Records from a dataset
--- Start ---
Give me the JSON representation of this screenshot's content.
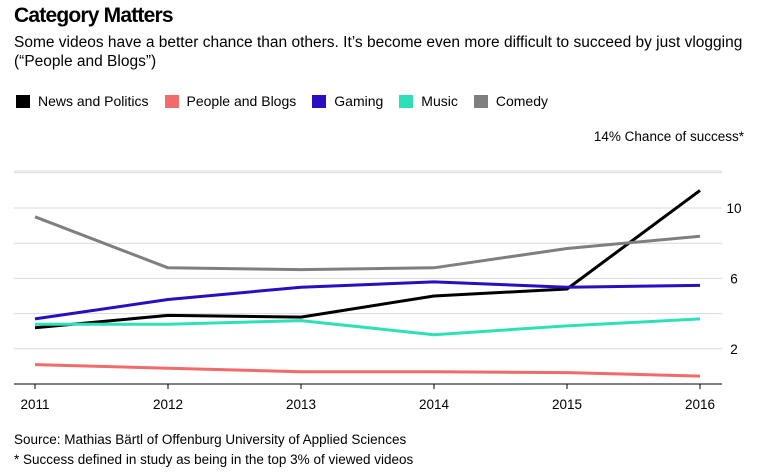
{
  "header": {
    "title": "Category Matters",
    "subtitle": "Some videos have a better chance than others. It’s become even more difficult to succeed by just vlogging (“People and Blogs”)"
  },
  "footer": {
    "source": "Source: Mathias Bärtl of Offenburg University of Applied Sciences",
    "note": "* Success defined in study as being in the top 3% of viewed videos"
  },
  "chart_data": {
    "type": "line",
    "title": "Category Matters",
    "subtitle": "Some videos have a better chance than others. It’s become even more difficult to succeed by just vlogging (“People and Blogs”)",
    "xlabel": "",
    "ylabel": "14% Chance of success*",
    "x": [
      "2011",
      "2012",
      "2013",
      "2014",
      "2015",
      "2016"
    ],
    "ylim": [
      0,
      14
    ],
    "yticks": [
      2,
      6,
      10
    ],
    "ytick_labels": [
      "2",
      "6",
      "10"
    ],
    "grid": true,
    "legend_position": "top-left",
    "series": [
      {
        "name": "News and Politics",
        "color": "#000000",
        "values": [
          3.2,
          3.9,
          3.8,
          5.0,
          5.4,
          11.0
        ]
      },
      {
        "name": "People and Blogs",
        "color": "#f16b6b",
        "values": [
          1.1,
          0.9,
          0.7,
          0.7,
          0.65,
          0.45
        ]
      },
      {
        "name": "Gaming",
        "color": "#2a0ec0",
        "values": [
          3.7,
          4.8,
          5.5,
          5.8,
          5.5,
          5.6
        ]
      },
      {
        "name": "Music",
        "color": "#2ee0b8",
        "values": [
          3.4,
          3.4,
          3.6,
          2.8,
          3.3,
          3.7
        ]
      },
      {
        "name": "Comedy",
        "color": "#7f7f7f",
        "values": [
          9.5,
          6.6,
          6.5,
          6.6,
          7.7,
          8.4
        ]
      }
    ]
  }
}
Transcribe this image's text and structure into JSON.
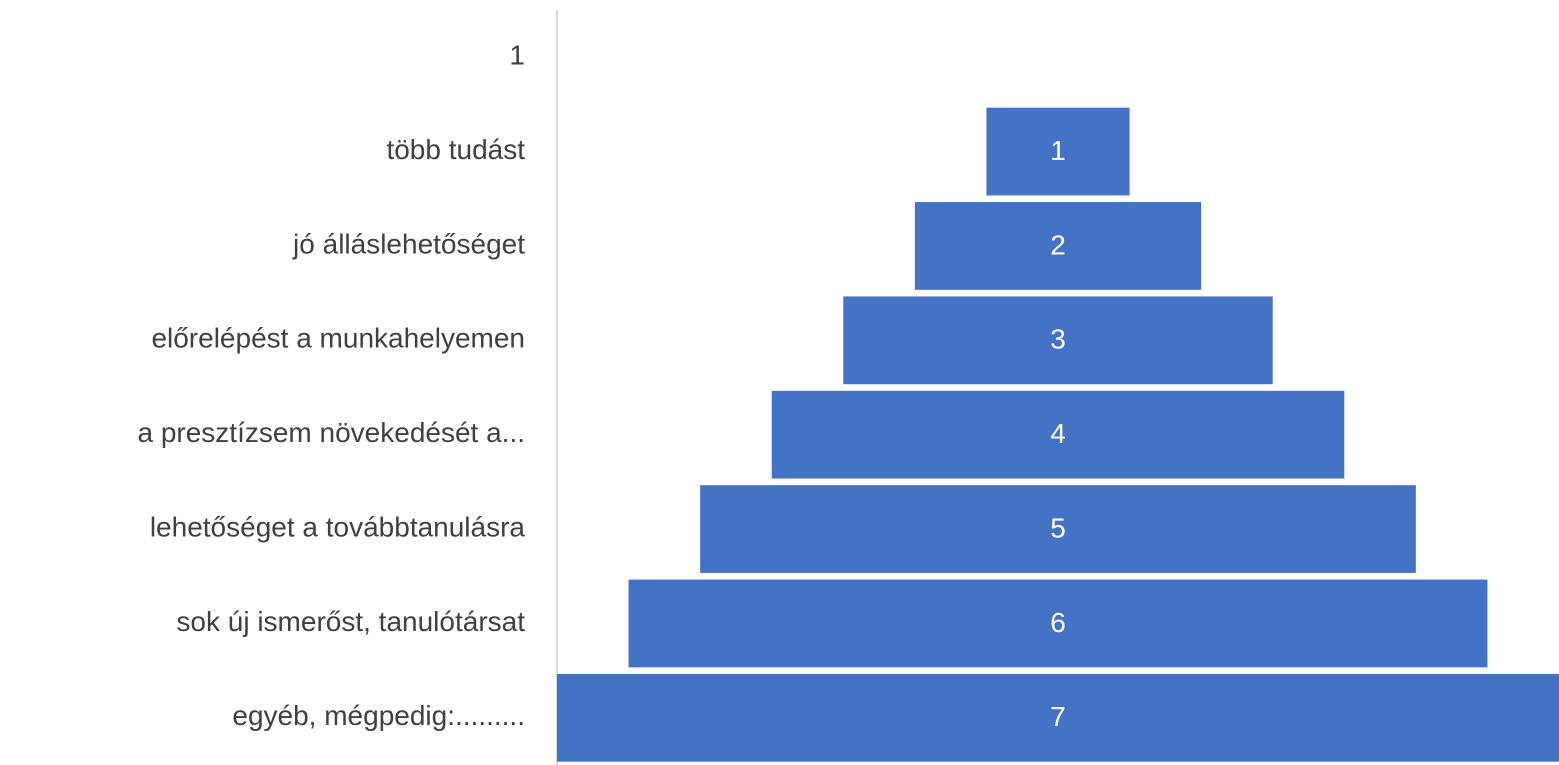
--- End ---
# [Direction]
Your copy should repeat each entry above exactly but contain no pictures.

# [In response]
Give me the JSON representation of this screenshot's content.
{
  "header": {
    "title": "Category Matters",
    "subtitle": "Some videos have a better chance than others. It’s become even more difficult to succeed by just vlogging (“People and Blogs”)"
  },
  "footer": {
    "source": "Source: Mathias Bärtl of Offenburg University of Applied Sciences",
    "note": "* Success defined in study as being in the top 3% of viewed videos"
  },
  "chart_data": {
    "type": "line",
    "title": "Category Matters",
    "subtitle": "Some videos have a better chance than others. It’s become even more difficult to succeed by just vlogging (“People and Blogs”)",
    "xlabel": "",
    "ylabel": "14% Chance of success*",
    "x": [
      "2011",
      "2012",
      "2013",
      "2014",
      "2015",
      "2016"
    ],
    "ylim": [
      0,
      14
    ],
    "yticks": [
      2,
      6,
      10
    ],
    "ytick_labels": [
      "2",
      "6",
      "10"
    ],
    "grid": true,
    "legend_position": "top-left",
    "series": [
      {
        "name": "News and Politics",
        "color": "#000000",
        "values": [
          3.2,
          3.9,
          3.8,
          5.0,
          5.4,
          11.0
        ]
      },
      {
        "name": "People and Blogs",
        "color": "#f16b6b",
        "values": [
          1.1,
          0.9,
          0.7,
          0.7,
          0.65,
          0.45
        ]
      },
      {
        "name": "Gaming",
        "color": "#2a0ec0",
        "values": [
          3.7,
          4.8,
          5.5,
          5.8,
          5.5,
          5.6
        ]
      },
      {
        "name": "Music",
        "color": "#2ee0b8",
        "values": [
          3.4,
          3.4,
          3.6,
          2.8,
          3.3,
          3.7
        ]
      },
      {
        "name": "Comedy",
        "color": "#7f7f7f",
        "values": [
          9.5,
          6.6,
          6.5,
          6.6,
          7.7,
          8.4
        ]
      }
    ]
  }
}
Transcribe this image's text and structure into JSON.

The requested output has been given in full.